- Short problem -
From the entries that follow, gather each line holding the word "Hires".

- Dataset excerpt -

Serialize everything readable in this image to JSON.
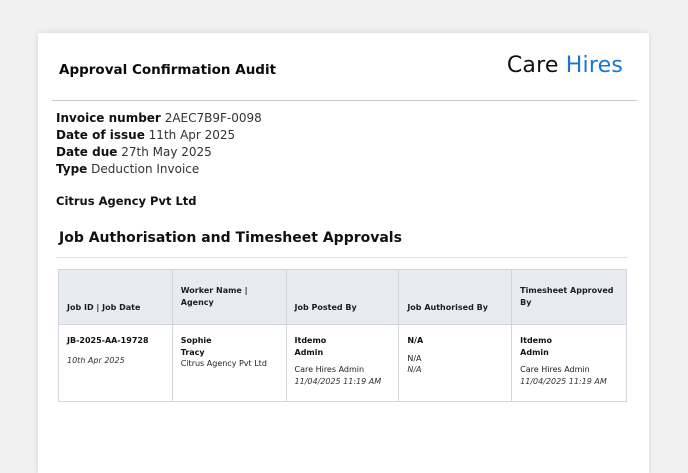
{
  "header": {
    "title": "Approval Confirmation Audit",
    "brand_part1": "Care",
    "brand_part2": "Hires"
  },
  "invoice": {
    "number_label": "Invoice number",
    "number_value": "2AEC7B9F-0098",
    "issue_label": "Date of issue",
    "issue_value": "11th Apr 2025",
    "due_label": "Date due",
    "due_value": "27th May 2025",
    "type_label": "Type",
    "type_value": "Deduction Invoice"
  },
  "agency_name": "Citrus Agency Pvt Ltd",
  "section_title": "Job Authorisation and Timesheet Approvals",
  "table": {
    "headers": {
      "col1": "Job ID | Job Date",
      "col2": "Worker Name | Agency",
      "col3": "Job Posted By",
      "col4": "Job Authorised By",
      "col5": "Timesheet Approved By"
    },
    "rows": [
      {
        "job_id": "JB-2025-AA-19728",
        "job_date": "10th Apr 2025",
        "worker_first": "Sophie",
        "worker_last": "Tracy",
        "worker_agency": "Citrus Agency Pvt Ltd",
        "posted_name1": "Itdemo",
        "posted_name2": "Admin",
        "posted_org": "Care Hires Admin",
        "posted_time": "11/04/2025 11:19 AM",
        "auth_name": "N/A",
        "auth_org": "N/A",
        "auth_time": "N/A",
        "ts_name1": "Itdemo",
        "ts_name2": "Admin",
        "ts_org": "Care Hires Admin",
        "ts_time": "11/04/2025 11:19 AM"
      }
    ]
  },
  "colors": {
    "brand_blue": "#1a73d9",
    "table_header_bg": "#e8ecf0"
  }
}
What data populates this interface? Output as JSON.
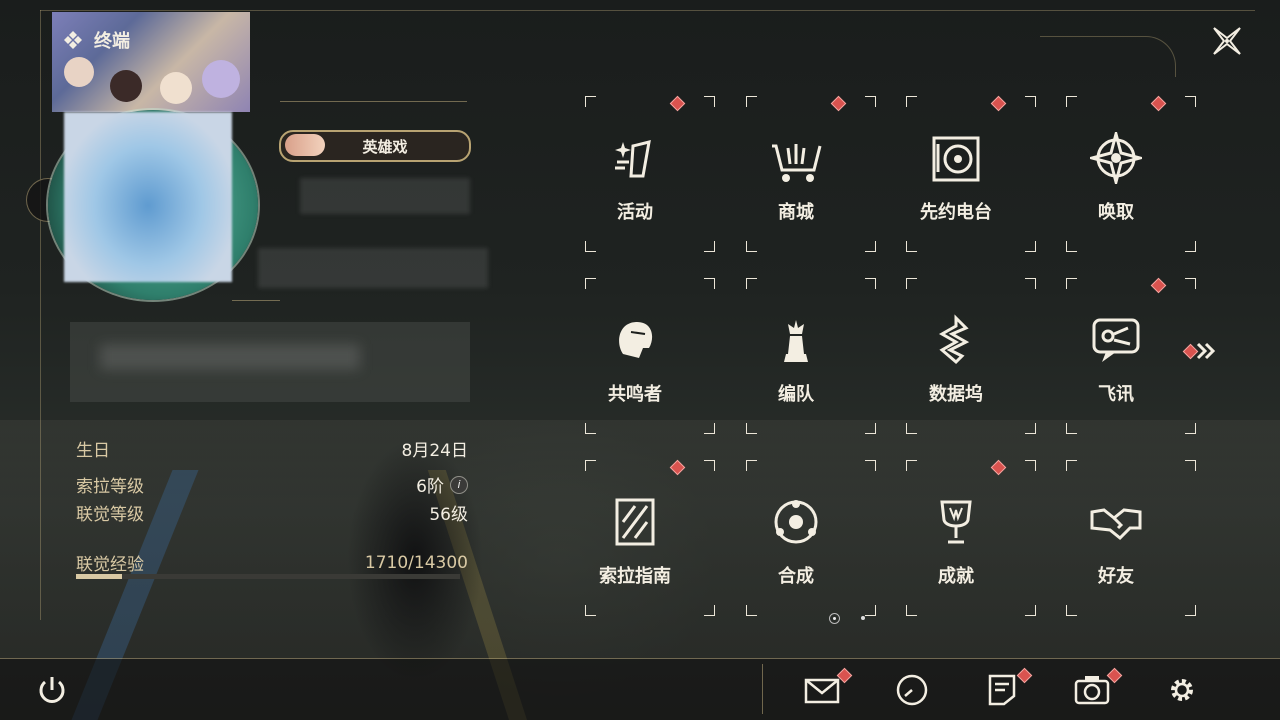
{
  "window": {
    "title": "终端"
  },
  "profile": {
    "badge": "英雄戏",
    "stats": [
      {
        "label": "生日",
        "value": "8月24日"
      },
      {
        "label": "索拉等级",
        "value": "6阶"
      },
      {
        "label": "联觉等级",
        "value": "56级"
      }
    ],
    "exp": {
      "label": "联觉经验",
      "value": "1710/14300",
      "fraction": 0.12
    },
    "info_glyph": "i"
  },
  "menu": {
    "items": [
      {
        "label": "活动",
        "icon": "event-icon",
        "badge": true
      },
      {
        "label": "商城",
        "icon": "shop-cart-icon",
        "badge": true
      },
      {
        "label": "先约电台",
        "icon": "radio-icon",
        "badge": true
      },
      {
        "label": "唤取",
        "icon": "gacha-compass-icon",
        "badge": true
      },
      {
        "label": "共鸣者",
        "icon": "resonator-icon",
        "badge": false
      },
      {
        "label": "编队",
        "icon": "chess-team-icon",
        "badge": false
      },
      {
        "label": "数据坞",
        "icon": "data-bank-icon",
        "badge": false
      },
      {
        "label": "飞讯",
        "icon": "message-bubble-icon",
        "badge": true
      },
      {
        "label": "索拉指南",
        "icon": "guide-book-icon",
        "badge": true
      },
      {
        "label": "合成",
        "icon": "synthesis-icon",
        "badge": false
      },
      {
        "label": "成就",
        "icon": "trophy-icon",
        "badge": true
      },
      {
        "label": "好友",
        "icon": "handshake-icon",
        "badge": false
      }
    ],
    "page": {
      "current": 1,
      "total": 2
    }
  },
  "footer": {
    "icons": [
      "power-icon",
      "mail-icon",
      "clock-icon",
      "notice-icon",
      "camera-icon",
      "settings-gear-icon"
    ]
  },
  "colors": {
    "accent": "#d9c9a4",
    "badge": "#d9534f",
    "text": "#f3eee2"
  }
}
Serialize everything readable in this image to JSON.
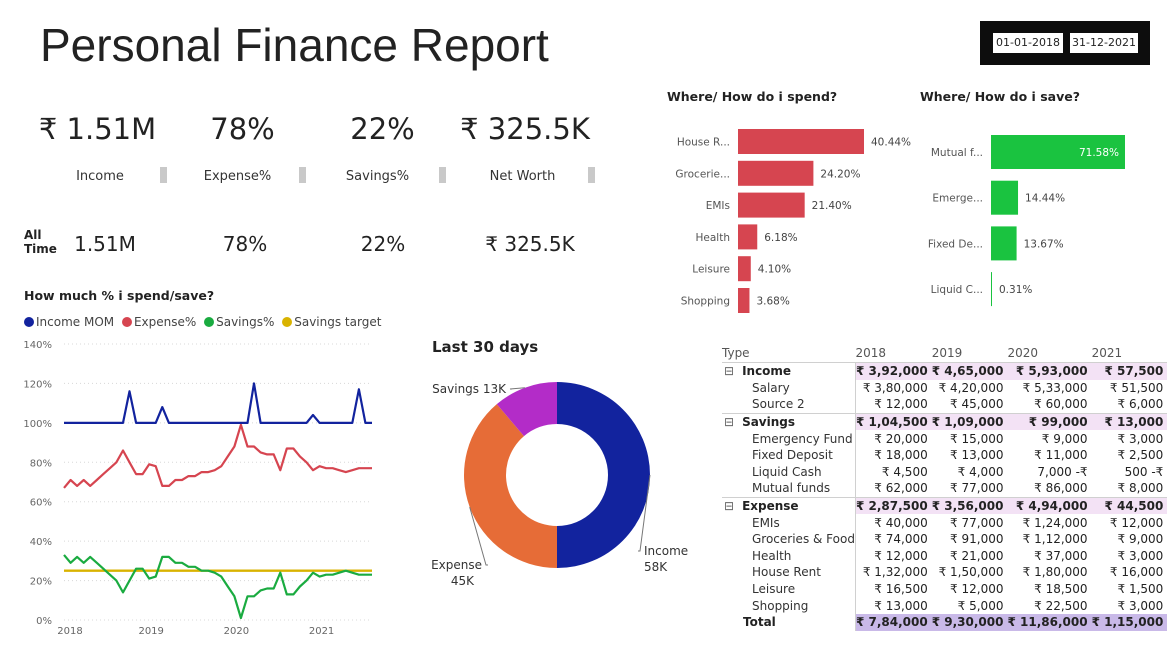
{
  "title": "Personal Finance Report",
  "date_filter": {
    "start": "01-01-2018",
    "end": "31-12-2021"
  },
  "kpis": [
    {
      "value": "₹ 1.51M",
      "label": "Income"
    },
    {
      "value": "78%",
      "label": "Expense%"
    },
    {
      "value": "22%",
      "label": "Savings%"
    },
    {
      "value": "₹ 325.5K",
      "label": "Net Worth"
    }
  ],
  "all_time": {
    "label_line1": "All",
    "label_line2": "Time",
    "values": [
      "1.51M",
      "78%",
      "22%",
      "₹ 325.5K"
    ]
  },
  "colors": {
    "income": "#12239e",
    "expense": "#d64550",
    "savings": "#1aab40",
    "target": "#d9b300",
    "spend_bar": "#d64550",
    "save_bar": "#1ac340",
    "donut_income": "#12239e",
    "donut_expense": "#e66c37",
    "donut_savings": "#b32cc8",
    "matrix_highlight": "#f3e2f5",
    "matrix_total": "#c9b9e8"
  },
  "chart_data": [
    {
      "type": "line",
      "title": "How much % i spend/save?",
      "legend_position": "top-left",
      "x_tick_labels": [
        "2018",
        "2019",
        "2020",
        "2021"
      ],
      "y_tick_labels": [
        "0%",
        "20%",
        "40%",
        "60%",
        "80%",
        "100%",
        "120%",
        "140%"
      ],
      "ylim": [
        0,
        140
      ],
      "grid": true,
      "x": [
        1,
        2,
        3,
        4,
        5,
        6,
        7,
        8,
        9,
        10,
        11,
        12,
        13,
        14,
        15,
        16,
        17,
        18,
        19,
        20,
        21,
        22,
        23,
        24,
        25,
        26,
        27,
        28,
        29,
        30,
        31,
        32,
        33,
        34,
        35,
        36,
        37,
        38,
        39,
        40,
        41,
        42,
        43,
        44,
        45,
        46,
        47,
        48
      ],
      "series": [
        {
          "name": "Income MOM",
          "values": [
            100,
            100,
            100,
            100,
            100,
            100,
            100,
            100,
            100,
            100,
            116,
            100,
            100,
            100,
            100,
            108,
            100,
            100,
            100,
            100,
            100,
            100,
            100,
            100,
            100,
            100,
            100,
            100,
            100,
            120,
            100,
            100,
            100,
            100,
            100,
            100,
            100,
            100,
            104,
            100,
            100,
            100,
            100,
            100,
            100,
            117,
            100,
            100
          ]
        },
        {
          "name": "Expense%",
          "values": [
            67,
            71,
            68,
            71,
            68,
            71,
            74,
            77,
            80,
            86,
            80,
            74,
            74,
            79,
            78,
            68,
            68,
            71,
            71,
            73,
            73,
            75,
            75,
            76,
            78,
            83,
            88,
            99,
            88,
            88,
            85,
            84,
            84,
            76,
            87,
            87,
            83,
            80,
            76,
            78,
            77,
            77,
            76,
            75,
            76,
            77,
            77,
            77
          ]
        },
        {
          "name": "Savings%",
          "values": [
            33,
            29,
            32,
            29,
            32,
            29,
            26,
            23,
            20,
            14,
            20,
            26,
            26,
            21,
            22,
            32,
            32,
            29,
            29,
            27,
            27,
            25,
            25,
            24,
            22,
            17,
            12,
            1,
            12,
            12,
            15,
            16,
            16,
            24,
            13,
            13,
            17,
            20,
            24,
            22,
            23,
            23,
            24,
            25,
            24,
            23,
            23,
            23
          ]
        },
        {
          "name": "Savings target",
          "values": [
            25,
            25,
            25,
            25,
            25,
            25,
            25,
            25,
            25,
            25,
            25,
            25,
            25,
            25,
            25,
            25,
            25,
            25,
            25,
            25,
            25,
            25,
            25,
            25,
            25,
            25,
            25,
            25,
            25,
            25,
            25,
            25,
            25,
            25,
            25,
            25,
            25,
            25,
            25,
            25,
            25,
            25,
            25,
            25,
            25,
            25,
            25,
            25
          ]
        }
      ]
    },
    {
      "type": "pie",
      "title": "Last 30 days",
      "slices": [
        {
          "name": "Income",
          "label_line1": "Income",
          "label_line2": "58K",
          "value": 58
        },
        {
          "name": "Expense",
          "label_line1": "Expense",
          "label_line2": "45K",
          "value": 45
        },
        {
          "name": "Savings",
          "label_line1": "Savings 13K",
          "label_line2": "",
          "value": 13
        }
      ]
    },
    {
      "type": "bar",
      "title": "Where/ How do i spend?",
      "categories": [
        "House R...",
        "Grocerie...",
        "EMIs",
        "Health",
        "Leisure",
        "Shopping"
      ],
      "values": [
        40.44,
        24.2,
        21.4,
        6.18,
        4.1,
        3.68
      ],
      "data_labels": [
        "40.44%",
        "24.20%",
        "21.40%",
        "6.18%",
        "4.10%",
        "3.68%"
      ]
    },
    {
      "type": "bar",
      "title": "Where/ How do i save?",
      "categories": [
        "Mutual f...",
        "Emerge...",
        "Fixed De...",
        "Liquid C..."
      ],
      "values": [
        71.58,
        14.44,
        13.67,
        0.31
      ],
      "data_labels": [
        "71.58%",
        "14.44%",
        "13.67%",
        "0.31%"
      ]
    },
    {
      "type": "table",
      "header": [
        "Type",
        "2018",
        "2019",
        "2020",
        "2021"
      ],
      "rows": [
        {
          "kind": "group",
          "expander": "⊟",
          "label": "Income",
          "cells": [
            "₹ 3,92,000",
            "₹ 4,65,000",
            "₹ 5,93,000",
            "₹ 57,500"
          ]
        },
        {
          "kind": "item",
          "label": "Salary",
          "cells": [
            "₹ 3,80,000",
            "₹ 4,20,000",
            "₹ 5,33,000",
            "₹ 51,500"
          ]
        },
        {
          "kind": "item",
          "label": "Source 2",
          "cells": [
            "₹ 12,000",
            "₹ 45,000",
            "₹ 60,000",
            "₹ 6,000"
          ]
        },
        {
          "kind": "group",
          "expander": "⊟",
          "label": "Savings",
          "cells": [
            "₹ 1,04,500",
            "₹ 1,09,000",
            "₹ 99,000",
            "₹ 13,000"
          ]
        },
        {
          "kind": "item",
          "label": "Emergency Fund",
          "cells": [
            "₹ 20,000",
            "₹ 15,000",
            "₹ 9,000",
            "₹ 3,000"
          ]
        },
        {
          "kind": "item",
          "label": "Fixed Deposit",
          "cells": [
            "₹ 18,000",
            "₹ 13,000",
            "₹ 11,000",
            "₹ 2,500"
          ]
        },
        {
          "kind": "item",
          "label": "Liquid Cash",
          "cells": [
            "₹ 4,500",
            "₹ 4,000",
            "7,000 -₹",
            "500 -₹"
          ]
        },
        {
          "kind": "item",
          "label": "Mutual funds",
          "cells": [
            "₹ 62,000",
            "₹ 77,000",
            "₹ 86,000",
            "₹ 8,000"
          ]
        },
        {
          "kind": "group",
          "expander": "⊟",
          "label": "Expense",
          "cells": [
            "₹ 2,87,500",
            "₹ 3,56,000",
            "₹ 4,94,000",
            "₹ 44,500"
          ]
        },
        {
          "kind": "item",
          "label": "EMIs",
          "cells": [
            "₹ 40,000",
            "₹ 77,000",
            "₹ 1,24,000",
            "₹ 12,000"
          ]
        },
        {
          "kind": "item",
          "label": "Groceries & Food",
          "cells": [
            "₹ 74,000",
            "₹ 91,000",
            "₹ 1,12,000",
            "₹ 9,000"
          ]
        },
        {
          "kind": "item",
          "label": "Health",
          "cells": [
            "₹ 12,000",
            "₹ 21,000",
            "₹ 37,000",
            "₹ 3,000"
          ]
        },
        {
          "kind": "item",
          "label": "House Rent",
          "cells": [
            "₹ 1,32,000",
            "₹ 1,50,000",
            "₹ 1,80,000",
            "₹ 16,000"
          ]
        },
        {
          "kind": "item",
          "label": "Leisure",
          "cells": [
            "₹ 16,500",
            "₹ 12,000",
            "₹ 18,500",
            "₹ 1,500"
          ]
        },
        {
          "kind": "item",
          "label": "Shopping",
          "cells": [
            "₹ 13,000",
            "₹ 5,000",
            "₹ 22,500",
            "₹ 3,000"
          ]
        },
        {
          "kind": "total",
          "label": "Total",
          "cells": [
            "₹ 7,84,000",
            "₹ 9,30,000",
            "₹ 11,86,000",
            "₹ 1,15,000"
          ]
        }
      ]
    }
  ]
}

- Solution -
    "brand_part2": "Hires"
        "posted_org": "Care Hires Admin",
        "ts_org": "Care Hires Admin",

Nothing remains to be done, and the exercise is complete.